## The task:
Report how many lines below contain the word "Úterý". Give only the number.

## Records supplied:
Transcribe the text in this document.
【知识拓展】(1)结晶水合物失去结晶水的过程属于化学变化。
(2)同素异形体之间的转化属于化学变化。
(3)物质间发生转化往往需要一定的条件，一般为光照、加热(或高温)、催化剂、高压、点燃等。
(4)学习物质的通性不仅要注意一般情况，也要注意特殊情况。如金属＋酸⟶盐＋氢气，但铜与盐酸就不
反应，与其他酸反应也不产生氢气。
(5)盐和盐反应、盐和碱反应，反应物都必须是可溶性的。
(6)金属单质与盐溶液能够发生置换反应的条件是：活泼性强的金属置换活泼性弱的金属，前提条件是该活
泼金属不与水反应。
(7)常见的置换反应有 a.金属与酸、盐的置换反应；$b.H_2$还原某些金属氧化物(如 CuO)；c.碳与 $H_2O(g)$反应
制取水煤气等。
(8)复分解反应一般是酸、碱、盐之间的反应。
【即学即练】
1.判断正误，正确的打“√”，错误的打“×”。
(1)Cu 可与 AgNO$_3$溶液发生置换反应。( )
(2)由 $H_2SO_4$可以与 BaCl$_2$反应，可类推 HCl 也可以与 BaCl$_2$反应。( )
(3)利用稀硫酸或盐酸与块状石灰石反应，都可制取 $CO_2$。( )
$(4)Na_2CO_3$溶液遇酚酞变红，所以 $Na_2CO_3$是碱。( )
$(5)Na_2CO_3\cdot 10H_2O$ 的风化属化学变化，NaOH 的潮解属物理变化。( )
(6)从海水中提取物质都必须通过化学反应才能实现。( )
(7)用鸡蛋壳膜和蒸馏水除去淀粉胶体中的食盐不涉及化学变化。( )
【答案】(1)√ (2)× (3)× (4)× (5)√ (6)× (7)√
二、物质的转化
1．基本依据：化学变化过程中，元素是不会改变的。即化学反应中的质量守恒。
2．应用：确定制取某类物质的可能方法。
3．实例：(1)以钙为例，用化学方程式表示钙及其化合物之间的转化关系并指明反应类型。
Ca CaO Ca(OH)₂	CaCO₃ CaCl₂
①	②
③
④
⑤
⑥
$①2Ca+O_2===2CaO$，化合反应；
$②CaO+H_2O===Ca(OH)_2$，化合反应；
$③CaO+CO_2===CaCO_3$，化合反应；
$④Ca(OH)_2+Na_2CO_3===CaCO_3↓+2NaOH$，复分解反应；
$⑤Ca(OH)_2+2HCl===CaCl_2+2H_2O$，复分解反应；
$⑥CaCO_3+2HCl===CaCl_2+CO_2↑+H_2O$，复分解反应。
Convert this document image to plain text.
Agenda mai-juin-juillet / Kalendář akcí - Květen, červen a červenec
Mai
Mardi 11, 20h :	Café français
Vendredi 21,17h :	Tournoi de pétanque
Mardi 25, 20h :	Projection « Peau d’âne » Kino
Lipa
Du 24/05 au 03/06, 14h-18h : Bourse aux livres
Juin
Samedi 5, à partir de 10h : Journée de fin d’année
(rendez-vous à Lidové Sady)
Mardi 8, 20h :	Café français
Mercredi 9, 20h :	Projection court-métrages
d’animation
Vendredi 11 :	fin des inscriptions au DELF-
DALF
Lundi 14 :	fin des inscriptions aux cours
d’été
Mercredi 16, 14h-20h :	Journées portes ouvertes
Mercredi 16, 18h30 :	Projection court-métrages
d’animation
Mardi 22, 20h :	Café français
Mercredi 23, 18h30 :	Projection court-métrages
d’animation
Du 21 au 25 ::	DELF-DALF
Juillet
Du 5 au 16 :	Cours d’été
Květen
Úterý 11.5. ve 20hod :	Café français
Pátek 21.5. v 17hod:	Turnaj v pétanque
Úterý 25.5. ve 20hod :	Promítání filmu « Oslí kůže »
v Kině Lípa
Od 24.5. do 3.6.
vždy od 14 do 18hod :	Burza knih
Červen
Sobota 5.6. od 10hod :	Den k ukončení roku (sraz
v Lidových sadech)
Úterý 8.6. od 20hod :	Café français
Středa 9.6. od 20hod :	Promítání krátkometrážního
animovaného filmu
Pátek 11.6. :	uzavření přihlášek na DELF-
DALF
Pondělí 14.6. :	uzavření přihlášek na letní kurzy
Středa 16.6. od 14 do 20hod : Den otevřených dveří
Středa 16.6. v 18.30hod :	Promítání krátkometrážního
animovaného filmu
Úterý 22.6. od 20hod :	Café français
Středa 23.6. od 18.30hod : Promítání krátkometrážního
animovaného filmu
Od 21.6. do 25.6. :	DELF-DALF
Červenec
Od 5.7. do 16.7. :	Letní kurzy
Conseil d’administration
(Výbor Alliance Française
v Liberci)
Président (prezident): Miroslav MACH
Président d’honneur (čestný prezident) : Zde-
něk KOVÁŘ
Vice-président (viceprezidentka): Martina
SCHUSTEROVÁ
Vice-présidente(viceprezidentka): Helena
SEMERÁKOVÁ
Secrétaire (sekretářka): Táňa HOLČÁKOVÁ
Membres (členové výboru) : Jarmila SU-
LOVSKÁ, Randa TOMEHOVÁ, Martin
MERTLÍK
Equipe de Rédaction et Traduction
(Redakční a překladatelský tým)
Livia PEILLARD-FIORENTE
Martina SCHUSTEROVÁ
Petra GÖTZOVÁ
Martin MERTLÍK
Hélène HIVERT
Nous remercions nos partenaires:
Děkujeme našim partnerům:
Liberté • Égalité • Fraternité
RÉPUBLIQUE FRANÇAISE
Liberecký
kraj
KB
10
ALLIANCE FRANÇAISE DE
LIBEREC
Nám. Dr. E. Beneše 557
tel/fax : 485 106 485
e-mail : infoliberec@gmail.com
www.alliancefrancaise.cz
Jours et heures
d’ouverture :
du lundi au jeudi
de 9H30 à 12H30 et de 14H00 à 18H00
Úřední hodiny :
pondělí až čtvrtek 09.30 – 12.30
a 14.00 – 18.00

...

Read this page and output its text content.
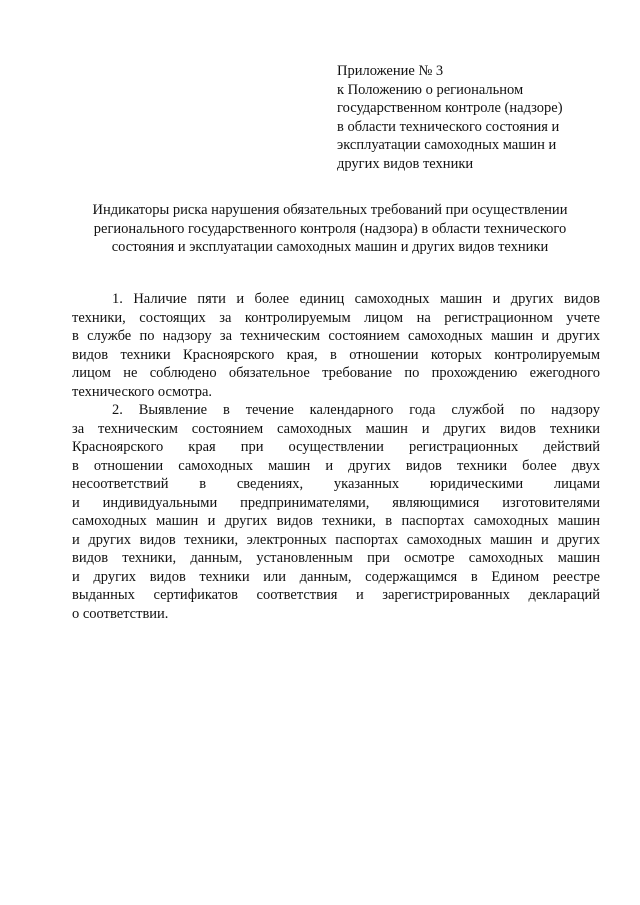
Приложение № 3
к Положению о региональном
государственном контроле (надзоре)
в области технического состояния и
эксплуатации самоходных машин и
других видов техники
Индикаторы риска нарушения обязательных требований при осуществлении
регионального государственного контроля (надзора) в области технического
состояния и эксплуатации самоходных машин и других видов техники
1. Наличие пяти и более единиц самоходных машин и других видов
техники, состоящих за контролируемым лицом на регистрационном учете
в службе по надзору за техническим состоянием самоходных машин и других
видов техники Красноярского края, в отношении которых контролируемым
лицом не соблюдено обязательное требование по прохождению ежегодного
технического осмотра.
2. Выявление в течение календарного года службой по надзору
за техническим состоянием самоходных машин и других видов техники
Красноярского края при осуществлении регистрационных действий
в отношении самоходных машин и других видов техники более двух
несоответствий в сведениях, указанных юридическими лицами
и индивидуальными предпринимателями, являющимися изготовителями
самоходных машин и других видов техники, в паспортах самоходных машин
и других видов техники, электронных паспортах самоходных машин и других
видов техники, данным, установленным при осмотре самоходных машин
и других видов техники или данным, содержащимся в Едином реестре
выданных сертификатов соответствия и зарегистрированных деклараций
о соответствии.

==

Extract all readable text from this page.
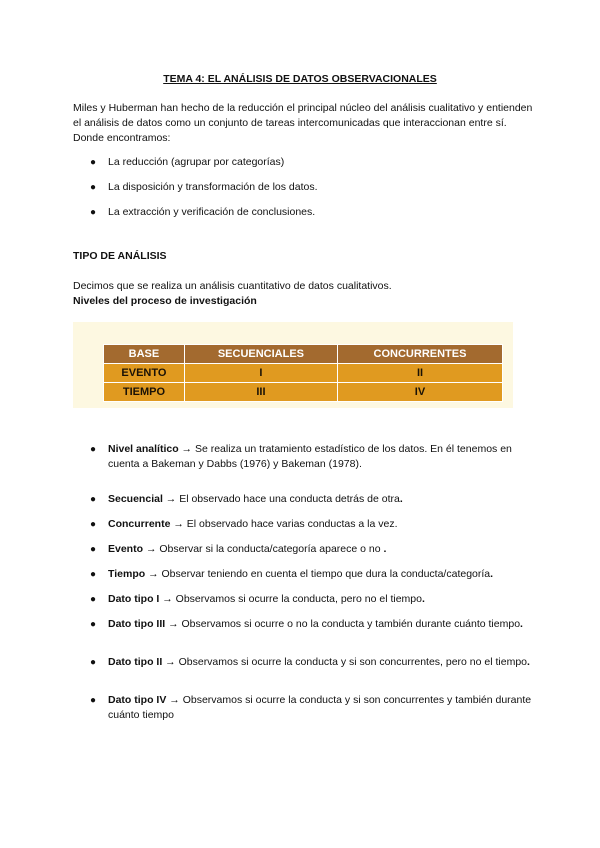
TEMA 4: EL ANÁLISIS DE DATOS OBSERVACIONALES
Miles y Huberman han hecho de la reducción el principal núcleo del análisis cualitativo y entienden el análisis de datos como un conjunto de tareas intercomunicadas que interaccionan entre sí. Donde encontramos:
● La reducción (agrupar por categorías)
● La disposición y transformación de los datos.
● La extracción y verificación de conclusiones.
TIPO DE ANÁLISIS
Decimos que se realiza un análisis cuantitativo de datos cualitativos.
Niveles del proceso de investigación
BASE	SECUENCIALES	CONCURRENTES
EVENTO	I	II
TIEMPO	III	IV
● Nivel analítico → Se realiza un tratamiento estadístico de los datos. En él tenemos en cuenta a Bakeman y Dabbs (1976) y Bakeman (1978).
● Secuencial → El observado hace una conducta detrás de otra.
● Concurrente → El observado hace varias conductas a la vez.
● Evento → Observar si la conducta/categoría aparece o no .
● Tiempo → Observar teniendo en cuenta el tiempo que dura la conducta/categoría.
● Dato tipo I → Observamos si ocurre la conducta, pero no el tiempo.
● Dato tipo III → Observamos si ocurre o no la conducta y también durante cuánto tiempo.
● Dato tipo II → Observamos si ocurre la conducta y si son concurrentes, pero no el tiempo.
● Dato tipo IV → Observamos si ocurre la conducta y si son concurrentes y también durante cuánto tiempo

## Exercise response:
4